───── DATA FOR PROCESSING

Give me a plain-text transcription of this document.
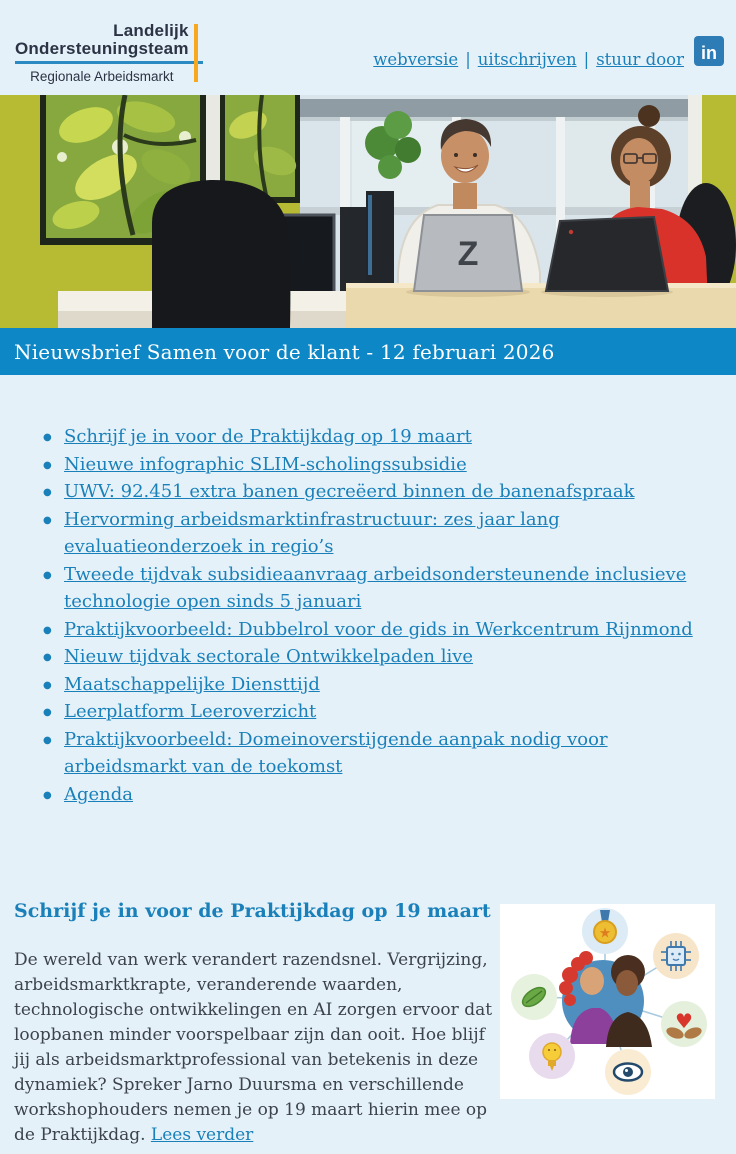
Landelijk
Ondersteuningsteam
Regionale Arbeidsmarkt
webversie | uitschrijven | stuur door in
Z
Nieuwsbrief Samen voor de klant - 12 februari 2026
● Schrijf je in voor de Praktijkdag op 19 maart
● Nieuwe infographic SLIM-scholingssubsidie
● UWV: 92.451 extra banen gecreëerd binnen de banenafspraak
● Hervorming arbeidsmarktinfrastructuur: zes jaar lang evaluatieonderzoek in regio’s
● Tweede tijdvak subsidieaanvraag arbeidsondersteunende inclusieve technologie open sinds 5 januari
● Praktijkvoorbeeld: Dubbelrol voor de gids in Werkcentrum Rijnmond
● Nieuw tijdvak sectorale Ontwikkelpaden live
● Maatschappelijke Diensttijd
● Leerplatform Leeroverzicht
● Praktijkvoorbeeld: Domeinoverstijgende aanpak nodig voor arbeidsmarkt van de toekomst
● Agenda
Schrijf je in voor de Praktijkdag op 19 maart

De wereld van werk verandert razendsnel. Vergrijzing, arbeidsmarktkrapte, veranderende waarden, technologische ontwikkelingen en AI zorgen ervoor dat loopbanen minder voorspelbaar zijn dan ooit. Hoe blijf jij als arbeidsmarktprofessional van betekenis in deze dynamiek? Spreker Jarno Duursma en verschillende workshophouders nemen je op 19 maart hierin mee op de Praktijkdag. Lees verder

★
♥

──────────

WRITTEN INSTRUCTION.
Extract every line containing the string "Praktijkvoorbeeld" from the material.

ANSWER FOR THE TASK.
● Praktijkvoorbeeld: Dubbelrol voor de gids in Werkcentrum Rijnmond
● Praktijkvoorbeeld: Domeinoverstijgende aanpak nodig voor arbeidsmarkt van de toekomst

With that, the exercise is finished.